Given exercise »
Reproduce every record below exactly as it appears.
— Start Dataset —
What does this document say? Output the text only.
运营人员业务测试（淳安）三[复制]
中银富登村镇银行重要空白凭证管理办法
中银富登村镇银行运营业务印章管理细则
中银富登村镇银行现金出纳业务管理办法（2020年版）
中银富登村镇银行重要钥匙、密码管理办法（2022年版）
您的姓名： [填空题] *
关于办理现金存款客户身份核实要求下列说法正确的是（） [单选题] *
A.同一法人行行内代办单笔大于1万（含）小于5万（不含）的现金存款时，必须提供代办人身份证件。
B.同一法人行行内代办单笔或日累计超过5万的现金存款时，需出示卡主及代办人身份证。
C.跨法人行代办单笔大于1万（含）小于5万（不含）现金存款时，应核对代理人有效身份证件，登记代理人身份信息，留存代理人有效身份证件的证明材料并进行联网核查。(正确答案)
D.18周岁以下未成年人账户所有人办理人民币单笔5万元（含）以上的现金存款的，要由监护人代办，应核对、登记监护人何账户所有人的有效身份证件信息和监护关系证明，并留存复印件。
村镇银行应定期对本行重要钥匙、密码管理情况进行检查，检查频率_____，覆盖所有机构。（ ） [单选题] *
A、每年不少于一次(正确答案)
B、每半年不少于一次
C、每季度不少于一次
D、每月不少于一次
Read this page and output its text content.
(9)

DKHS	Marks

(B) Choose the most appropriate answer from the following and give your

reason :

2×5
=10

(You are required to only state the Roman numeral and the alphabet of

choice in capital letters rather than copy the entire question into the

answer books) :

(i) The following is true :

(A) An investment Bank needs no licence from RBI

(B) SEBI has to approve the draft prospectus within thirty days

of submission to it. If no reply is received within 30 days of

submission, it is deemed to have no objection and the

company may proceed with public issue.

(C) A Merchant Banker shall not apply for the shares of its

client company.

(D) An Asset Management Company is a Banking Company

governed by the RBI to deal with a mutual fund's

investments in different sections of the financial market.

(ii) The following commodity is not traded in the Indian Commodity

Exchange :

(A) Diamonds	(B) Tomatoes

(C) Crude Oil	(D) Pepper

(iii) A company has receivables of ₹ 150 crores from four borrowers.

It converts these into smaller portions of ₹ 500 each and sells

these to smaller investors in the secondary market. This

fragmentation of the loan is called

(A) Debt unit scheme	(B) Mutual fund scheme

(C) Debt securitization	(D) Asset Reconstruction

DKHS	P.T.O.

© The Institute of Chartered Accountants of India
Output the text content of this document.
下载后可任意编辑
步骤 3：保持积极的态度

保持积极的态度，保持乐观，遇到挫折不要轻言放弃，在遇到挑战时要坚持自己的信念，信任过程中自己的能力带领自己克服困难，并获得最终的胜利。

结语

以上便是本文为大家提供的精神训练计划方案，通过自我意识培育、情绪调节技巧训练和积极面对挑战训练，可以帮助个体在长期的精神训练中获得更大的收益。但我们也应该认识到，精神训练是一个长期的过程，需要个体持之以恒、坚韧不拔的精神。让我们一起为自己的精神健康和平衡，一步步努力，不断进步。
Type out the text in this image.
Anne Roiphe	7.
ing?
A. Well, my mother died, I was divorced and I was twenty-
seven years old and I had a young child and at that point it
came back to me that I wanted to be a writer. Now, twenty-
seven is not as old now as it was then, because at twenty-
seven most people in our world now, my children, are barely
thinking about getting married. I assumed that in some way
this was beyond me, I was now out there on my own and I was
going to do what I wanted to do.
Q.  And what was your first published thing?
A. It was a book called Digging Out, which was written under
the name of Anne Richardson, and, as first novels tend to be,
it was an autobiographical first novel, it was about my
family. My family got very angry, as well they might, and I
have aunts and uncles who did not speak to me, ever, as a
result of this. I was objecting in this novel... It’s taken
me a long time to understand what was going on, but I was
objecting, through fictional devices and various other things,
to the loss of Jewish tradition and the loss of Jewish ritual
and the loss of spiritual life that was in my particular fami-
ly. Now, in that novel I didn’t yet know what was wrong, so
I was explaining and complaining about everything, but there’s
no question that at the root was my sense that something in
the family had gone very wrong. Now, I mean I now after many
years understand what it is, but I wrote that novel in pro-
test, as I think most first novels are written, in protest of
— End Dataset —
Result below »
What does this document say? Output the text only.
运营人员业务测试（淳安）三[复制]
中银富登村镇银行重要空白凭证管理办法
中银富登村镇银行运营业务印章管理细则
中银富登村镇银行现金出纳业务管理办法（2020年版）
中银富登村镇银行重要钥匙、密码管理办法（2022年版）
您的姓名： [填空题] *
关于办理现金存款客户身份核实要求下列说法正确的是（） [单选题] *
A.同一法人行行内代办单笔大于1万（含）小于5万（不含）的现金存款时，必须提供代办人身份证件。
B.同一法人行行内代办单笔或日累计超过5万的现金存款时，需出示卡主及代办人身份证。
C.跨法人行代办单笔大于1万（含）小于5万（不含）现金存款时，应核对代理人有效身份证件，登记代理人身份信息，留存代理人有效身份证件的证明材料并进行联网核查。(正确答案)
D.18周岁以下未成年人账户所有人办理人民币单笔5万元（含）以上的现金存款的，要由监护人代办，应核对、登记监护人何账户所有人的有效身份证件信息和监护关系证明，并留存复印件。
村镇银行应定期对本行重要钥匙、密码管理情况进行检查，检查频率_____，覆盖所有机构。（ ） [单选题] *
A、每年不少于一次(正确答案)
B、每半年不少于一次
C、每季度不少于一次
D、每月不少于一次
Read this page and output its text content.
(9)

DKHS	Marks

(B) Choose the most appropriate answer from the following and give your

reason :

2×5
=10

(You are required to only state the Roman numeral and the alphabet of

choice in capital letters rather than copy the entire question into the

answer books) :

(i) The following is true :

(A) An investment Bank needs no licence from RBI

(B) SEBI has to approve the draft prospectus within thirty days

of submission to it. If no reply is received within 30 days of

submission, it is deemed to have no objection and the

company may proceed with public issue.

(C) A Merchant Banker shall not apply for the shares of its

client company.

(D) An Asset Management Company is a Banking Company

governed by the RBI to deal with a mutual fund's

investments in different sections of the financial market.

(ii) The following commodity is not traded in the Indian Commodity

Exchange :

(A) Diamonds	(B) Tomatoes

(C) Crude Oil	(D) Pepper

(iii) A company has receivables of ₹ 150 crores from four borrowers.

It converts these into smaller portions of ₹ 500 each and sells

these to smaller investors in the secondary market. This

fragmentation of the loan is called

(A) Debt unit scheme	(B) Mutual fund scheme

(C) Debt securitization	(D) Asset Reconstruction

DKHS	P.T.O.

© The Institute of Chartered Accountants of India
Output the text content of this document.
下载后可任意编辑
步骤 3：保持积极的态度

保持积极的态度，保持乐观，遇到挫折不要轻言放弃，在遇到挑战时要坚持自己的信念，信任过程中自己的能力带领自己克服困难，并获得最终的胜利。

结语

以上便是本文为大家提供的精神训练计划方案，通过自我意识培育、情绪调节技巧训练和积极面对挑战训练，可以帮助个体在长期的精神训练中获得更大的收益。但我们也应该认识到，精神训练是一个长期的过程，需要个体持之以恒、坚韧不拔的精神。让我们一起为自己的精神健康和平衡，一步步努力，不断进步。
Type out the text in this image.
Anne Roiphe	7.
ing?
A. Well, my mother died, I was divorced and I was twenty-
seven years old and I had a young child and at that point it
came back to me that I wanted to be a writer. Now, twenty-
seven is not as old now as it was then, because at twenty-
seven most people in our world now, my children, are barely
thinking about getting married. I assumed that in some way
this was beyond me, I was now out there on my own and I was
going to do what I wanted to do.
Q.  And what was your first published thing?
A. It was a book called Digging Out, which was written under
the name of Anne Richardson, and, as first novels tend to be,
it was an autobiographical first novel, it was about my
family. My family got very angry, as well they might, and I
have aunts and uncles who did not speak to me, ever, as a
result of this. I was objecting in this novel... It’s taken
me a long time to understand what was going on, but I was
objecting, through fictional devices and various other things,
to the loss of Jewish tradition and the loss of Jewish ritual
and the loss of spiritual life that was in my particular fami-
ly. Now, in that novel I didn’t yet know what was wrong, so
I was explaining and complaining about everything, but there’s
no question that at the root was my sense that something in
the family had gone very wrong. Now, I mean I now after many
years understand what it is, but I wrote that novel in pro-
test, as I think most first novels are written, in protest of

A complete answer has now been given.